**Challenge**. Repeat the material in full. Keep every line exactly as it is.

━━━ Materials provided ━━━

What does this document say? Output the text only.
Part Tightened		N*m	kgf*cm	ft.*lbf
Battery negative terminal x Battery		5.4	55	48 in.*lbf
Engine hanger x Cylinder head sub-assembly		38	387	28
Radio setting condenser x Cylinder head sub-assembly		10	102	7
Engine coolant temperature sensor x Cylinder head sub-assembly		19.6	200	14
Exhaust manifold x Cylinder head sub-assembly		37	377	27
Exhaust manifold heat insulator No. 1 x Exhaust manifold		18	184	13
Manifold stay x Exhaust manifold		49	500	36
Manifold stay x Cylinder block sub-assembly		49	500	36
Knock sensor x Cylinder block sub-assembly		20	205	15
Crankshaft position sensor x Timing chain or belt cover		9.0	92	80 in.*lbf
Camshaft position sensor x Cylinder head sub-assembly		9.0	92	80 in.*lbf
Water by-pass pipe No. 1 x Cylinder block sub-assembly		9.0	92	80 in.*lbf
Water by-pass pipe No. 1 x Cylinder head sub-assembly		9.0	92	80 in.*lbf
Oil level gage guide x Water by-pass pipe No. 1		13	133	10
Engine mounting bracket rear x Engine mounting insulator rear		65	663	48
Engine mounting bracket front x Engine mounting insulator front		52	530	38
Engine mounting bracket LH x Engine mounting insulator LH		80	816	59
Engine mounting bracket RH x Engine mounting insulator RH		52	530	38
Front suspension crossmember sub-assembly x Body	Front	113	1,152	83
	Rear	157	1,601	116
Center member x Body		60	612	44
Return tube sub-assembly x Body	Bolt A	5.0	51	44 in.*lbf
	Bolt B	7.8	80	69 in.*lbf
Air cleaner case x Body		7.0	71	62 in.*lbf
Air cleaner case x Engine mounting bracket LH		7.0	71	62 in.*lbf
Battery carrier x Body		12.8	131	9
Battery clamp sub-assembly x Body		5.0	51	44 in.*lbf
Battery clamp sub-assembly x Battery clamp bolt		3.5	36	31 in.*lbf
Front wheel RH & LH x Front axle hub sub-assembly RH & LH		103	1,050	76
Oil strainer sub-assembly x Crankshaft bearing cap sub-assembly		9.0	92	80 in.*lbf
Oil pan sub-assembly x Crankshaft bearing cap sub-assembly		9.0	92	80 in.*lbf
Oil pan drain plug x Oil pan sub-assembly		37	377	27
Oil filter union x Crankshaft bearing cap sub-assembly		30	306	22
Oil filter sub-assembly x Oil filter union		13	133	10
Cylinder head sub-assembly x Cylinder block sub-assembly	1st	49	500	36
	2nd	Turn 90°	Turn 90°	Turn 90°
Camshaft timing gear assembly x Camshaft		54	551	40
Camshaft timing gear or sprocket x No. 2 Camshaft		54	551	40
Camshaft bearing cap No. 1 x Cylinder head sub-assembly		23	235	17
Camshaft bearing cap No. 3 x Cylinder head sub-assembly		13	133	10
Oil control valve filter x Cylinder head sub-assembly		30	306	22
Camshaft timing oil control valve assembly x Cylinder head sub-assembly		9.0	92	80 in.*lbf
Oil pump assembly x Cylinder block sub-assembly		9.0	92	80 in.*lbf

━━━

**Full answer**.
What does this document say? Output the text only.
Part Tightened		N*m	kgf*cm	ft.*lbf
Battery negative terminal x Battery		5.4	55	48 in.*lbf
Engine hanger x Cylinder head sub-assembly		38	387	28
Radio setting condenser x Cylinder head sub-assembly		10	102	7
Engine coolant temperature sensor x Cylinder head sub-assembly		19.6	200	14
Exhaust manifold x Cylinder head sub-assembly		37	377	27
Exhaust manifold heat insulator No. 1 x Exhaust manifold		18	184	13
Manifold stay x Exhaust manifold		49	500	36
Manifold stay x Cylinder block sub-assembly		49	500	36
Knock sensor x Cylinder block sub-assembly		20	205	15
Crankshaft position sensor x Timing chain or belt cover		9.0	92	80 in.*lbf
Camshaft position sensor x Cylinder head sub-assembly		9.0	92	80 in.*lbf
Water by-pass pipe No. 1 x Cylinder block sub-assembly		9.0	92	80 in.*lbf
Water by-pass pipe No. 1 x Cylinder head sub-assembly		9.0	92	80 in.*lbf
Oil level gage guide x Water by-pass pipe No. 1		13	133	10
Engine mounting bracket rear x Engine mounting insulator rear		65	663	48
Engine mounting bracket front x Engine mounting insulator front		52	530	38
Engine mounting bracket LH x Engine mounting insulator LH		80	816	59
Engine mounting bracket RH x Engine mounting insulator RH		52	530	38
Front suspension crossmember sub-assembly x Body	Front	113	1,152	83
	Rear	157	1,601	116
Center member x Body		60	612	44
Return tube sub-assembly x Body	Bolt A	5.0	51	44 in.*lbf
	Bolt B	7.8	80	69 in.*lbf
Air cleaner case x Body		7.0	71	62 in.*lbf
Air cleaner case x Engine mounting bracket LH		7.0	71	62 in.*lbf
Battery carrier x Body		12.8	131	9
Battery clamp sub-assembly x Body		5.0	51	44 in.*lbf
Battery clamp sub-assembly x Battery clamp bolt		3.5	36	31 in.*lbf
Front wheel RH & LH x Front axle hub sub-assembly RH & LH		103	1,050	76
Oil strainer sub-assembly x Crankshaft bearing cap sub-assembly		9.0	92	80 in.*lbf
Oil pan sub-assembly x Crankshaft bearing cap sub-assembly		9.0	92	80 in.*lbf
Oil pan drain plug x Oil pan sub-assembly		37	377	27
Oil filter union x Crankshaft bearing cap sub-assembly		30	306	22
Oil filter sub-assembly x Oil filter union		13	133	10
Cylinder head sub-assembly x Cylinder block sub-assembly	1st	49	500	36
	2nd	Turn 90°	Turn 90°	Turn 90°
Camshaft timing gear assembly x Camshaft		54	551	40
Camshaft timing gear or sprocket x No. 2 Camshaft		54	551	40
Camshaft bearing cap No. 1 x Cylinder head sub-assembly		23	235	17
Camshaft bearing cap No. 3 x Cylinder head sub-assembly		13	133	10
Oil control valve filter x Cylinder head sub-assembly		30	306	22
Camshaft timing oil control valve assembly x Cylinder head sub-assembly		9.0	92	80 in.*lbf
Oil pump assembly x Cylinder block sub-assembly		9.0	92	80 in.*lbf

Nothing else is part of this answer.